» WORK INSTRUCTIONS: Extract every line of the material that holds the string "caption".

» RECORD LIST:
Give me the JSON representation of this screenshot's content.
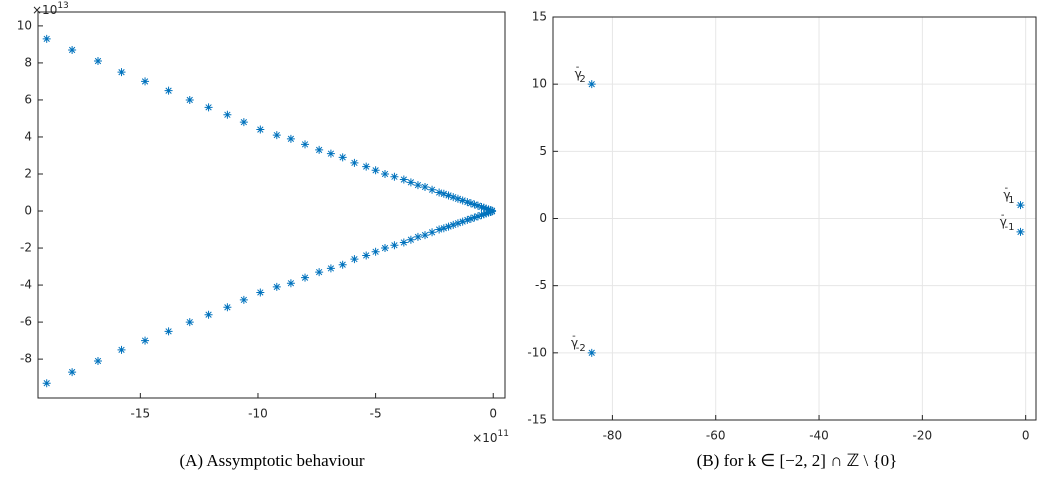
{
  "chart_data": [
    {
      "type": "scatter",
      "caption": "(A) Assymptotic behaviour",
      "grid": false,
      "x_multiplier": {
        "base": "×10",
        "exponent": "11"
      },
      "y_multiplier": {
        "base": "×10",
        "exponent": "13"
      },
      "xlim": [
        -19.35,
        0.5
      ],
      "ylim": [
        -10.1,
        10.75
      ],
      "xticks": [
        -15,
        -10,
        -5,
        0
      ],
      "yticks": [
        -8,
        -6,
        -4,
        -2,
        0,
        2,
        4,
        6,
        8,
        10
      ],
      "series": [
        {
          "color": "#0072bd",
          "x": [
            -18.98,
            -17.9,
            -16.8,
            -15.8,
            -14.8,
            -13.8,
            -12.9,
            -12.1,
            -11.3,
            -10.6,
            -9.9,
            -9.2,
            -8.6,
            -8.0,
            -7.4,
            -6.9,
            -6.4,
            -5.9,
            -5.4,
            -5.0,
            -4.6,
            -4.2,
            -3.8,
            -3.5,
            -3.2,
            -2.9,
            -2.6,
            -2.3,
            -2.1,
            -1.9,
            -1.7,
            -1.5,
            -1.3,
            -1.1,
            -0.95,
            -0.8,
            -0.65,
            -0.5,
            -0.4,
            -0.3,
            -0.2,
            -0.12,
            -0.05
          ],
          "values": [
            9.3,
            8.7,
            8.1,
            7.5,
            7.0,
            6.5,
            6.0,
            5.6,
            5.2,
            4.8,
            4.4,
            4.1,
            3.9,
            3.6,
            3.3,
            3.1,
            2.9,
            2.6,
            2.4,
            2.2,
            2.0,
            1.85,
            1.7,
            1.55,
            1.4,
            1.3,
            1.15,
            1.0,
            0.93,
            0.84,
            0.75,
            0.66,
            0.57,
            0.48,
            0.42,
            0.35,
            0.29,
            0.22,
            0.18,
            0.13,
            0.09,
            0.05,
            0.02
          ]
        },
        {
          "color": "#0072bd",
          "x": [
            -18.98,
            -17.9,
            -16.8,
            -15.8,
            -14.8,
            -13.8,
            -12.9,
            -12.1,
            -11.3,
            -10.6,
            -9.9,
            -9.2,
            -8.6,
            -8.0,
            -7.4,
            -6.9,
            -6.4,
            -5.9,
            -5.4,
            -5.0,
            -4.6,
            -4.2,
            -3.8,
            -3.5,
            -3.2,
            -2.9,
            -2.6,
            -2.3,
            -2.1,
            -1.9,
            -1.7,
            -1.5,
            -1.3,
            -1.1,
            -0.95,
            -0.8,
            -0.65,
            -0.5,
            -0.4,
            -0.3,
            -0.2,
            -0.12,
            -0.05
          ],
          "values": [
            -9.3,
            -8.7,
            -8.1,
            -7.5,
            -7.0,
            -6.5,
            -6.0,
            -5.6,
            -5.2,
            -4.8,
            -4.4,
            -4.1,
            -3.9,
            -3.6,
            -3.3,
            -3.1,
            -2.9,
            -2.6,
            -2.4,
            -2.2,
            -2.0,
            -1.85,
            -1.7,
            -1.55,
            -1.4,
            -1.3,
            -1.15,
            -1.0,
            -0.93,
            -0.84,
            -0.75,
            -0.66,
            -0.57,
            -0.48,
            -0.42,
            -0.35,
            -0.29,
            -0.22,
            -0.18,
            -0.13,
            -0.09,
            -0.05,
            -0.02
          ]
        }
      ]
    },
    {
      "type": "scatter",
      "caption": "(B) for k ∈ [−2, 2] ∩ ℤ \\ {0}",
      "grid": true,
      "xlim": [
        -91.5,
        2
      ],
      "ylim": [
        -15,
        15
      ],
      "xticks": [
        -80,
        -60,
        -40,
        -20,
        0
      ],
      "yticks": [
        -15,
        -10,
        -5,
        0,
        5,
        10,
        15
      ],
      "series": [
        {
          "color": "#0072bd",
          "x": [
            -84,
            -84,
            -1,
            -1
          ],
          "values": [
            10,
            -10,
            1,
            -1
          ],
          "labels": [
            {
              "base": "γ",
              "sup": "-",
              "sub": "2"
            },
            {
              "base": "γ",
              "sup": "-",
              "sub": "-2"
            },
            {
              "base": "γ",
              "sup": "-",
              "sub": "1"
            },
            {
              "base": "γ",
              "sup": "-",
              "sub": "-1"
            }
          ]
        }
      ]
    }
  ]
}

» COMPLETE ANSWER:
      "caption": "(A) Assymptotic behaviour",
      "caption": "(B) for k ∈ [−2, 2] ∩ ℤ \\ {0}",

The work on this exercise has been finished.